==== DATA EXCERPTS ====
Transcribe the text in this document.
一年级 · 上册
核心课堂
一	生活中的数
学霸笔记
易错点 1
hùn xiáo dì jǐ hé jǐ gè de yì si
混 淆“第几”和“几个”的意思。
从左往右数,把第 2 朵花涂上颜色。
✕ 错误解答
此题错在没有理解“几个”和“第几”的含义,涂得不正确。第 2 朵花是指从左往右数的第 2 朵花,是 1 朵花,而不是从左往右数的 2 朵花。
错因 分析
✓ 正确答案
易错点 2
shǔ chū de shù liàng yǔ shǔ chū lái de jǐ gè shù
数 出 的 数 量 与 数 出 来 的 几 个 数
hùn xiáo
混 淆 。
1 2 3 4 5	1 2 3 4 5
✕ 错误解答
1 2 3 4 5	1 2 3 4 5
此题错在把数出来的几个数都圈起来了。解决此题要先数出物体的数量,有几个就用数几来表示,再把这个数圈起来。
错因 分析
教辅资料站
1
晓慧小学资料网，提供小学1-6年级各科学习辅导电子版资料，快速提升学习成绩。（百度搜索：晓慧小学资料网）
====
GIVEN TASK | Consider the entries above and return each line with the string "xiáo".

ANSWER |
hùn xiáo dì jǐ hé jǐ gè de yì si
hùn xiáo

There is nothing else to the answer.